Records from a collection of figures:
=======

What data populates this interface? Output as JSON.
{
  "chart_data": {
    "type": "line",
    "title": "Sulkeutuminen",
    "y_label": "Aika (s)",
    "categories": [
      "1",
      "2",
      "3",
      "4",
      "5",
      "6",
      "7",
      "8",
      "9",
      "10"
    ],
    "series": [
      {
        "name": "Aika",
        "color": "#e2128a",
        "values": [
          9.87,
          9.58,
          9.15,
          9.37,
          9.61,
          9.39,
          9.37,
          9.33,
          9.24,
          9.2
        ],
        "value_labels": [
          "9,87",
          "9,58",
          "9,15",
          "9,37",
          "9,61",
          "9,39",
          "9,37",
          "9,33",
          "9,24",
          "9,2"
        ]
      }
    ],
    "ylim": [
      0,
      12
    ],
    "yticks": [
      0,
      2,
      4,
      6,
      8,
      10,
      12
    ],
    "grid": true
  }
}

=======

▶ Do this
Give the entries once more, exactly as they appear.

▶ Response to this task
What data populates this interface? Output as JSON.
{
  "chart_data": {
    "type": "line",
    "title": "Sulkeutuminen",
    "y_label": "Aika (s)",
    "categories": [
      "1",
      "2",
      "3",
      "4",
      "5",
      "6",
      "7",
      "8",
      "9",
      "10"
    ],
    "series": [
      {
        "name": "Aika",
        "color": "#e2128a",
        "values": [
          9.87,
          9.58,
          9.15,
          9.37,
          9.61,
          9.39,
          9.37,
          9.33,
          9.24,
          9.2
        ],
        "value_labels": [
          "9,87",
          "9,58",
          "9,15",
          "9,37",
          "9,61",
          "9,39",
          "9,37",
          "9,33",
          "9,24",
          "9,2"
        ]
      }
    ],
    "ylim": [
      0,
      12
    ],
    "yticks": [
      0,
      2,
      4,
      6,
      8,
      10,
      12
    ],
    "grid": true
  }
}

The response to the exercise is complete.